TASK STATEMENT: When a line in the entries contains the word "actin", copy that line in full.
START SOURCE DATA
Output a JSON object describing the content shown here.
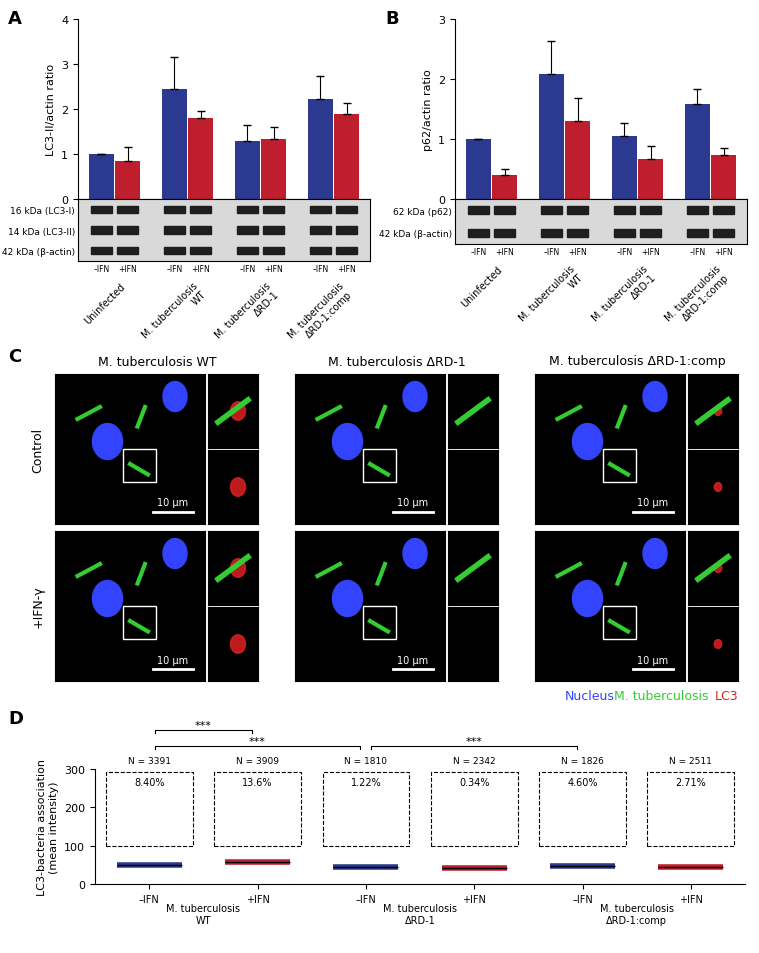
{
  "chart_data": [
    {
      "panel": "A",
      "type": "bar",
      "ylabel": "LC3-II/actin ratio",
      "ylim": [
        0,
        4
      ],
      "yticks": [
        0,
        1,
        2,
        3,
        4
      ],
      "tick_labels": "y",
      "categories": [
        "Uninfected",
        "M. tuberculosis WT",
        "M. tuberculosis ΔRD-1",
        "M. tuberculosis ΔRD-1:comp"
      ],
      "series": [
        {
          "name": "–IFN",
          "color": "#2b3990",
          "values": [
            1.0,
            2.45,
            1.28,
            2.22
          ],
          "errors": [
            0,
            0.7,
            0.36,
            0.52
          ]
        },
        {
          "name": "+IFN",
          "color": "#be1e2d",
          "values": [
            0.85,
            1.8,
            1.33,
            1.9
          ],
          "errors": [
            0.3,
            0.15,
            0.26,
            0.23
          ]
        }
      ],
      "blot_bands": [
        "16 kDa (LC3-I)",
        "14 kDa (LC3-II)",
        "42 kDa (β-actin)"
      ]
    },
    {
      "panel": "B",
      "type": "bar",
      "ylabel": "p62/actin ratio",
      "ylim": [
        0,
        3
      ],
      "yticks": [
        0,
        1,
        2,
        3
      ],
      "tick_labels": "y",
      "categories": [
        "Uninfected",
        "M. tuberculosis WT",
        "M. tuberculosis ΔRD-1",
        "M. tuberculosis ΔRD-1:comp"
      ],
      "series": [
        {
          "name": "–IFN",
          "color": "#2b3990",
          "values": [
            1.0,
            2.08,
            1.05,
            1.58
          ],
          "errors": [
            0,
            0.55,
            0.22,
            0.25
          ]
        },
        {
          "name": "+IFN",
          "color": "#be1e2d",
          "values": [
            0.4,
            1.3,
            0.67,
            0.73
          ],
          "errors": [
            0.1,
            0.38,
            0.22,
            0.12
          ]
        }
      ],
      "blot_bands": [
        "62 kDa (p62)",
        "42 kDa (β-actin)"
      ]
    },
    {
      "panel": "D",
      "type": "strip",
      "ylabel": "LC3-bacteria association (mean intensity)",
      "ylim": [
        0,
        300
      ],
      "yticks": [
        0,
        100,
        200,
        300
      ],
      "categories": [
        "–IFN",
        "+IFN",
        "–IFN",
        "+IFN",
        "–IFN",
        "+IFN"
      ],
      "groups": [
        "M. tuberculosis WT",
        "M. tuberculosis ΔRD-1",
        "M. tuberculosis ΔRD-1:comp"
      ],
      "colors": [
        "#2b3990",
        "#be1e2d",
        "#2b3990",
        "#be1e2d",
        "#2b3990",
        "#be1e2d"
      ],
      "medians": [
        50,
        57,
        45,
        41,
        48,
        45
      ],
      "threshold": 100,
      "n_labels": [
        "N = 3391",
        "N = 3909",
        "N = 1810",
        "N = 2342",
        "N = 1826",
        "N = 2511"
      ],
      "percent_labels": [
        "8.40%",
        "13.6%",
        "1.22%",
        "0.34%",
        "4.60%",
        "2.71%"
      ],
      "significance": [
        {
          "pair": [
            0,
            2
          ],
          "label": "***"
        },
        {
          "pair": [
            2,
            4
          ],
          "label": "***"
        },
        {
          "pair": [
            0,
            1
          ],
          "label": "***"
        }
      ]
    }
  ],
  "panel_c": {
    "panel": "C",
    "columns": [
      "M. tuberculosis WT",
      "M. tuberculosis ΔRD-1",
      "M. tuberculosis ΔRD-1:comp"
    ],
    "rows": [
      "Control",
      "+IFN-γ"
    ],
    "scale_bar": "10 µm",
    "channels": [
      {
        "name": "Nucleus",
        "color": "#3344ff"
      },
      {
        "name": "M. tuberculosis",
        "color": "#33cc33"
      },
      {
        "name": "LC3",
        "color": "#e02020"
      }
    ]
  }
}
END SOURCE DATA
ANSWER SECTION:
      "ylabel": "LC3-II/actin ratio",
        "42 kDa (β-actin)"
      "ylabel": "p62/actin ratio",
        "42 kDa (β-actin)"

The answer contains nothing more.